- What is needed
Print all records exactly, leaving nothing out.

- Supplied records

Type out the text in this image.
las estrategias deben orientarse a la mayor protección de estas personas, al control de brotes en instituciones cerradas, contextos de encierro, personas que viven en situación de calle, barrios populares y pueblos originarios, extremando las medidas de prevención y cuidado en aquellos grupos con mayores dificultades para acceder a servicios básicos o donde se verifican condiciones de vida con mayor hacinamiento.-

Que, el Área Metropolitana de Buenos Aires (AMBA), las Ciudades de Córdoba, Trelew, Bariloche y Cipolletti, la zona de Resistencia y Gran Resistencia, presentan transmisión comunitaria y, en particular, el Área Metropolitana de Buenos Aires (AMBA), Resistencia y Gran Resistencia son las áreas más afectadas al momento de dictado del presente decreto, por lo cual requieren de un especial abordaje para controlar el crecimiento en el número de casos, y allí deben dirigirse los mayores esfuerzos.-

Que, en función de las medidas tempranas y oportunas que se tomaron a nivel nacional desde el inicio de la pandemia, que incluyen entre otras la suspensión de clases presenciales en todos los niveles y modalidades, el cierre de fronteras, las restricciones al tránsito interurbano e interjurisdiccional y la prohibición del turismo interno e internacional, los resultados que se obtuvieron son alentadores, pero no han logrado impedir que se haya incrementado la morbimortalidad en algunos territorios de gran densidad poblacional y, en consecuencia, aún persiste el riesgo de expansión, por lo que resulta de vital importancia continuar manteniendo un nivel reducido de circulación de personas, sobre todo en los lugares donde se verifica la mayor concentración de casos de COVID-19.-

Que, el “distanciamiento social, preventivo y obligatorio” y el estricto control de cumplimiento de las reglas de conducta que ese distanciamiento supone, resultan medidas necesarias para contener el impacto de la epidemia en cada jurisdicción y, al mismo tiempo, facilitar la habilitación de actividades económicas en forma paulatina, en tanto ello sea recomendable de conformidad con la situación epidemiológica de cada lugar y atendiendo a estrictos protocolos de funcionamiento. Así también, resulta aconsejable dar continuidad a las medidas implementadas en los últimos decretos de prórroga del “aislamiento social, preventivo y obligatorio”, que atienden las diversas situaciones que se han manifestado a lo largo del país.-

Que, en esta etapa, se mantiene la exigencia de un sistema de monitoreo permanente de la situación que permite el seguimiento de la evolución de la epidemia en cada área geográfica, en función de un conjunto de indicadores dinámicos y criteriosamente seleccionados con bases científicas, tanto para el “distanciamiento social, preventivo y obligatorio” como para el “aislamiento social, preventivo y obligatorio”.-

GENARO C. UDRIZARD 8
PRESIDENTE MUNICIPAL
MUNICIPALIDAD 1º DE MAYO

- Expected answer
Type out the text in this image.
las estrategias deben orientarse a la mayor protección de estas personas, al control de brotes en instituciones cerradas, contextos de encierro, personas que viven en situación de calle, barrios populares y pueblos originarios, extremando las medidas de prevención y cuidado en aquellos grupos con mayores dificultades para acceder a servicios básicos o donde se verifican condiciones de vida con mayor hacinamiento.-

Que, el Área Metropolitana de Buenos Aires (AMBA), las Ciudades de Córdoba, Trelew, Bariloche y Cipolletti, la zona de Resistencia y Gran Resistencia, presentan transmisión comunitaria y, en particular, el Área Metropolitana de Buenos Aires (AMBA), Resistencia y Gran Resistencia son las áreas más afectadas al momento de dictado del presente decreto, por lo cual requieren de un especial abordaje para controlar el crecimiento en el número de casos, y allí deben dirigirse los mayores esfuerzos.-

Que, en función de las medidas tempranas y oportunas que se tomaron a nivel nacional desde el inicio de la pandemia, que incluyen entre otras la suspensión de clases presenciales en todos los niveles y modalidades, el cierre de fronteras, las restricciones al tránsito interurbano e interjurisdiccional y la prohibición del turismo interno e internacional, los resultados que se obtuvieron son alentadores, pero no han logrado impedir que se haya incrementado la morbimortalidad en algunos territorios de gran densidad poblacional y, en consecuencia, aún persiste el riesgo de expansión, por lo que resulta de vital importancia continuar manteniendo un nivel reducido de circulación de personas, sobre todo en los lugares donde se verifica la mayor concentración de casos de COVID-19.-

Que, el “distanciamiento social, preventivo y obligatorio” y el estricto control de cumplimiento de las reglas de conducta que ese distanciamiento supone, resultan medidas necesarias para contener el impacto de la epidemia en cada jurisdicción y, al mismo tiempo, facilitar la habilitación de actividades económicas en forma paulatina, en tanto ello sea recomendable de conformidad con la situación epidemiológica de cada lugar y atendiendo a estrictos protocolos de funcionamiento. Así también, resulta aconsejable dar continuidad a las medidas implementadas en los últimos decretos de prórroga del “aislamiento social, preventivo y obligatorio”, que atienden las diversas situaciones que se han manifestado a lo largo del país.-

Que, en esta etapa, se mantiene la exigencia de un sistema de monitoreo permanente de la situación que permite el seguimiento de la evolución de la epidemia en cada área geográfica, en función de un conjunto de indicadores dinámicos y criteriosamente seleccionados con bases científicas, tanto para el “distanciamiento social, preventivo y obligatorio” como para el “aislamiento social, preventivo y obligatorio”.-

GENARO C. UDRIZARD 8
PRESIDENTE MUNICIPAL
MUNICIPALIDAD 1º DE MAYO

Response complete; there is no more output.